◆ Problem to work on
Copy out each line below exactly as it appears.

---- Data entries

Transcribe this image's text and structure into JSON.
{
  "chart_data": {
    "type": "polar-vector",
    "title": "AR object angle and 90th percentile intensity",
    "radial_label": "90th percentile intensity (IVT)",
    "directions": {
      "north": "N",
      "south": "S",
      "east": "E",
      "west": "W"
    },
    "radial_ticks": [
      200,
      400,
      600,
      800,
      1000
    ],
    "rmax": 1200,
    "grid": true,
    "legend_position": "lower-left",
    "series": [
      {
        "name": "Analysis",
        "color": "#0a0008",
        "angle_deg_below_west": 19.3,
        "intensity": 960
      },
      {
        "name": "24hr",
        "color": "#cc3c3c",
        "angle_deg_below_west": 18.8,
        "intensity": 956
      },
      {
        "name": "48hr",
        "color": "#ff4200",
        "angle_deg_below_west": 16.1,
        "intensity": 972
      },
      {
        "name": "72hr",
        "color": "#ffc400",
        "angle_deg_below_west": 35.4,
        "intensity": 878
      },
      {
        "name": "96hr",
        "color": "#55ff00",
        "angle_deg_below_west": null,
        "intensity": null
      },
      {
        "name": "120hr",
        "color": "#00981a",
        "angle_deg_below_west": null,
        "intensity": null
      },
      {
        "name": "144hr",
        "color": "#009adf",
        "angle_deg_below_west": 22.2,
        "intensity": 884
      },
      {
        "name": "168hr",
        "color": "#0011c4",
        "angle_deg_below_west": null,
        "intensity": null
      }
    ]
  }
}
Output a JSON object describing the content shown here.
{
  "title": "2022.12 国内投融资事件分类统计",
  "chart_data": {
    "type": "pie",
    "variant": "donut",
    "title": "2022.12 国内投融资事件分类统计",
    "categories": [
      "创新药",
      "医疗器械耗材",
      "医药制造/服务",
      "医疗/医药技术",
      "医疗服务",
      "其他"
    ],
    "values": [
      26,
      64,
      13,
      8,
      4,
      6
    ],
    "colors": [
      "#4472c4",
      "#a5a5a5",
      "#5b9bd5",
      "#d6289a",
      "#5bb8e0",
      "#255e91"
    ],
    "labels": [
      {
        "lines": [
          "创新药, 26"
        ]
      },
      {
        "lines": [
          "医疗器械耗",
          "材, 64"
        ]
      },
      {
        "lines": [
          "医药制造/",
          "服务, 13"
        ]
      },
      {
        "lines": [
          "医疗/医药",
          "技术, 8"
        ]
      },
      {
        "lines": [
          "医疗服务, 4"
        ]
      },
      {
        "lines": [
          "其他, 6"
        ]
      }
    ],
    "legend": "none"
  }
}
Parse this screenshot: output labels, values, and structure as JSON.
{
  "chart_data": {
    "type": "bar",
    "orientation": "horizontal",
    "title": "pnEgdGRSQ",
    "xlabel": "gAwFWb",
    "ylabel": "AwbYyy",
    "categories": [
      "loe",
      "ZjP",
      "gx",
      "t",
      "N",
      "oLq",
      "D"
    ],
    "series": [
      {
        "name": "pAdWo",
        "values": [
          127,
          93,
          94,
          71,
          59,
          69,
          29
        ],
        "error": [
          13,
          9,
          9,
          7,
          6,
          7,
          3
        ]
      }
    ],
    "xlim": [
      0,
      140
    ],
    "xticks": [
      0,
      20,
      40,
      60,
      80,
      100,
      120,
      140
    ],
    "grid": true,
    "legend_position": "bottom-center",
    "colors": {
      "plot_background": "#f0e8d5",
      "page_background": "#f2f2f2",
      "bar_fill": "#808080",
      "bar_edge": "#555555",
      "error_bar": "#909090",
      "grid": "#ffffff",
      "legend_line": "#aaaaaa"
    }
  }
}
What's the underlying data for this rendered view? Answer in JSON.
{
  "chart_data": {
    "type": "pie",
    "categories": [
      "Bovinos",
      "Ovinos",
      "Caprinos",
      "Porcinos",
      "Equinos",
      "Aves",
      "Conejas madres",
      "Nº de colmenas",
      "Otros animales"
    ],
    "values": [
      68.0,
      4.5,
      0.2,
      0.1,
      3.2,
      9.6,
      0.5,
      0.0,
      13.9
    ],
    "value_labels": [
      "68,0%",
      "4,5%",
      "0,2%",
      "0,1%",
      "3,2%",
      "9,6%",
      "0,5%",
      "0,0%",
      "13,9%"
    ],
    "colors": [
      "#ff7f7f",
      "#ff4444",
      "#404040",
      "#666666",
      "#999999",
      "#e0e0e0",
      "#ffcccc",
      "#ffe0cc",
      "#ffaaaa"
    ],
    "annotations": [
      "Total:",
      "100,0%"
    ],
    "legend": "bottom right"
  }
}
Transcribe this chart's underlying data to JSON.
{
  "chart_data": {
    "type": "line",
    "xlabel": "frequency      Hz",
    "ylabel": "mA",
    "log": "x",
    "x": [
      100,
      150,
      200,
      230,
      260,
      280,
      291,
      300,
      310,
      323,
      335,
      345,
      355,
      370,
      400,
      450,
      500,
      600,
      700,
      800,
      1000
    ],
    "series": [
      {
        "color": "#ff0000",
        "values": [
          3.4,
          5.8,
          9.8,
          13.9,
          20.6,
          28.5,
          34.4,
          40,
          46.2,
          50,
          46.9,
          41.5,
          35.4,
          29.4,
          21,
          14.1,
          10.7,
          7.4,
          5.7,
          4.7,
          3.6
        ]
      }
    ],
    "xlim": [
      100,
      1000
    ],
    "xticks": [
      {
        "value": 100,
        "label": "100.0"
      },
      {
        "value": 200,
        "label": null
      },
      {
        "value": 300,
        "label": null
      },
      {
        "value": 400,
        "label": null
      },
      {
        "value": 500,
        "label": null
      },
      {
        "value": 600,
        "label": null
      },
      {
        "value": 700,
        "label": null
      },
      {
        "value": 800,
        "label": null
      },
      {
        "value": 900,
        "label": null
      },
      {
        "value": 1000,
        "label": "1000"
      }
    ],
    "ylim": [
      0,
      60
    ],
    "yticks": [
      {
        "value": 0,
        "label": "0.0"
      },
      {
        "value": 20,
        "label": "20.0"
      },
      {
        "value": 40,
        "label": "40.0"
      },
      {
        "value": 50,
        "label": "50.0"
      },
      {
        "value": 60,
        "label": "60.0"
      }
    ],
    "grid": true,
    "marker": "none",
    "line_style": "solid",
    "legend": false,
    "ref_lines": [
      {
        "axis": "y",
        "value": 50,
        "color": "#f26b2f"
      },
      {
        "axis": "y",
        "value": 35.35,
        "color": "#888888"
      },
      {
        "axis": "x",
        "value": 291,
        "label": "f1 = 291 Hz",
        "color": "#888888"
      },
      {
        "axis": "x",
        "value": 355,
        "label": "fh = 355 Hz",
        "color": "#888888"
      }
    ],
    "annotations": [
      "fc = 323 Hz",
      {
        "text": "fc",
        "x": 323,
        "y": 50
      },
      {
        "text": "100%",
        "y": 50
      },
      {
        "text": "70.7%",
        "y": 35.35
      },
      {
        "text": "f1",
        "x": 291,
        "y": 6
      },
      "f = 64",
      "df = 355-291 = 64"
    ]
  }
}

--------

◆ Answer for the task
Transcribe this image's text and structure into JSON.
{
  "chart_data": {
    "type": "polar-vector",
    "title": "AR object angle and 90th percentile intensity",
    "radial_label": "90th percentile intensity (IVT)",
    "directions": {
      "north": "N",
      "south": "S",
      "east": "E",
      "west": "W"
    },
    "radial_ticks": [
      200,
      400,
      600,
      800,
      1000
    ],
    "rmax": 1200,
    "grid": true,
    "legend_position": "lower-left",
    "series": [
      {
        "name": "Analysis",
        "color": "#0a0008",
        "angle_deg_below_west": 19.3,
        "intensity": 960
      },
      {
        "name": "24hr",
        "color": "#cc3c3c",
        "angle_deg_below_west": 18.8,
        "intensity": 956
      },
      {
        "name": "48hr",
        "color": "#ff4200",
        "angle_deg_below_west": 16.1,
        "intensity": 972
      },
      {
        "name": "72hr",
        "color": "#ffc400",
        "angle_deg_below_west": 35.4,
        "intensity": 878
      },
      {
        "name": "96hr",
        "color": "#55ff00",
        "angle_deg_below_west": null,
        "intensity": null
      },
      {
        "name": "120hr",
        "color": "#00981a",
        "angle_deg_below_west": null,
        "intensity": null
      },
      {
        "name": "144hr",
        "color": "#009adf",
        "angle_deg_below_west": 22.2,
        "intensity": 884
      },
      {
        "name": "168hr",
        "color": "#0011c4",
        "angle_deg_below_west": null,
        "intensity": null
      }
    ]
  }
}
Output a JSON object describing the content shown here.
{
  "title": "2022.12 国内投融资事件分类统计",
  "chart_data": {
    "type": "pie",
    "variant": "donut",
    "title": "2022.12 国内投融资事件分类统计",
    "categories": [
      "创新药",
      "医疗器械耗材",
      "医药制造/服务",
      "医疗/医药技术",
      "医疗服务",
      "其他"
    ],
    "values": [
      26,
      64,
      13,
      8,
      4,
      6
    ],
    "colors": [
      "#4472c4",
      "#a5a5a5",
      "#5b9bd5",
      "#d6289a",
      "#5bb8e0",
      "#255e91"
    ],
    "labels": [
      {
        "lines": [
          "创新药, 26"
        ]
      },
      {
        "lines": [
          "医疗器械耗",
          "材, 64"
        ]
      },
      {
        "lines": [
          "医药制造/",
          "服务, 13"
        ]
      },
      {
        "lines": [
          "医疗/医药",
          "技术, 8"
        ]
      },
      {
        "lines": [
          "医疗服务, 4"
        ]
      },
      {
        "lines": [
          "其他, 6"
        ]
      }
    ],
    "legend": "none"
  }
}
Parse this screenshot: output labels, values, and structure as JSON.
{
  "chart_data": {
    "type": "bar",
    "orientation": "horizontal",
    "title": "pnEgdGRSQ",
    "xlabel": "gAwFWb",
    "ylabel": "AwbYyy",
    "categories": [
      "loe",
      "ZjP",
      "gx",
      "t",
      "N",
      "oLq",
      "D"
    ],
    "series": [
      {
        "name": "pAdWo",
        "values": [
          127,
          93,
          94,
          71,
          59,
          69,
          29
        ],
        "error": [
          13,
          9,
          9,
          7,
          6,
          7,
          3
        ]
      }
    ],
    "xlim": [
      0,
      140
    ],
    "xticks": [
      0,
      20,
      40,
      60,
      80,
      100,
      120,
      140
    ],
    "grid": true,
    "legend_position": "bottom-center",
    "colors": {
      "plot_background": "#f0e8d5",
      "page_background": "#f2f2f2",
      "bar_fill": "#808080",
      "bar_edge": "#555555",
      "error_bar": "#909090",
      "grid": "#ffffff",
      "legend_line": "#aaaaaa"
    }
  }
}
What's the underlying data for this rendered view? Answer in JSON.
{
  "chart_data": {
    "type": "pie",
    "categories": [
      "Bovinos",
      "Ovinos",
      "Caprinos",
      "Porcinos",
      "Equinos",
      "Aves",
      "Conejas madres",
      "Nº de colmenas",
      "Otros animales"
    ],
    "values": [
      68.0,
      4.5,
      0.2,
      0.1,
      3.2,
      9.6,
      0.5,
      0.0,
      13.9
    ],
    "value_labels": [
      "68,0%",
      "4,5%",
      "0,2%",
      "0,1%",
      "3,2%",
      "9,6%",
      "0,5%",
      "0,0%",
      "13,9%"
    ],
    "colors": [
      "#ff7f7f",
      "#ff4444",
      "#404040",
      "#666666",
      "#999999",
      "#e0e0e0",
      "#ffcccc",
      "#ffe0cc",
      "#ffaaaa"
    ],
    "annotations": [
      "Total:",
      "100,0%"
    ],
    "legend": "bottom right"
  }
}
Transcribe this chart's underlying data to JSON.
{
  "chart_data": {
    "type": "line",
    "xlabel": "frequency      Hz",
    "ylabel": "mA",
    "log": "x",
    "x": [
      100,
      150,
      200,
      230,
      260,
      280,
      291,
      300,
      310,
      323,
      335,
      345,
      355,
      370,
      400,
      450,
      500,
      600,
      700,
      800,
      1000
    ],
    "series": [
      {
        "color": "#ff0000",
        "values": [
          3.4,
          5.8,
          9.8,
          13.9,
          20.6,
          28.5,
          34.4,
          40,
          46.2,
          50,
          46.9,
          41.5,
          35.4,
          29.4,
          21,
          14.1,
          10.7,
          7.4,
          5.7,
          4.7,
          3.6
        ]
      }
    ],
    "xlim": [
      100,
      1000
    ],
    "xticks": [
      {
        "value": 100,
        "label": "100.0"
      },
      {
        "value": 200,
        "label": null
      },
      {
        "value": 300,
        "label": null
      },
      {
        "value": 400,
        "label": null
      },
      {
        "value": 500,
        "label": null
      },
      {
        "value": 600,
        "label": null
      },
      {
        "value": 700,
        "label": null
      },
      {
        "value": 800,
        "label": null
      },
      {
        "value": 900,
        "label": null
      },
      {
        "value": 1000,
        "label": "1000"
      }
    ],
    "ylim": [
      0,
      60
    ],
    "yticks": [
      {
        "value": 0,
        "label": "0.0"
      },
      {
        "value": 20,
        "label": "20.0"
      },
      {
        "value": 40,
        "label": "40.0"
      },
      {
        "value": 50,
        "label": "50.0"
      },
      {
        "value": 60,
        "label": "60.0"
      }
    ],
    "grid": true,
    "marker": "none",
    "line_style": "solid",
    "legend": false,
    "ref_lines": [
      {
        "axis": "y",
        "value": 50,
        "color": "#f26b2f"
      },
      {
        "axis": "y",
        "value": 35.35,
        "color": "#888888"
      },
      {
        "axis": "x",
        "value": 291,
        "label": "f1 = 291 Hz",
        "color": "#888888"
      },
      {
        "axis": "x",
        "value": 355,
        "label": "fh = 355 Hz",
        "color": "#888888"
      }
    ],
    "annotations": [
      "fc = 323 Hz",
      {
        "text": "fc",
        "x": 323,
        "y": 50
      },
      {
        "text": "100%",
        "y": 50
      },
      {
        "text": "70.7%",
        "y": 35.35
      },
      {
        "text": "f1",
        "x": 291,
        "y": 6
      },
      "f = 64",
      "df = 355-291 = 64"
    ]
  }
}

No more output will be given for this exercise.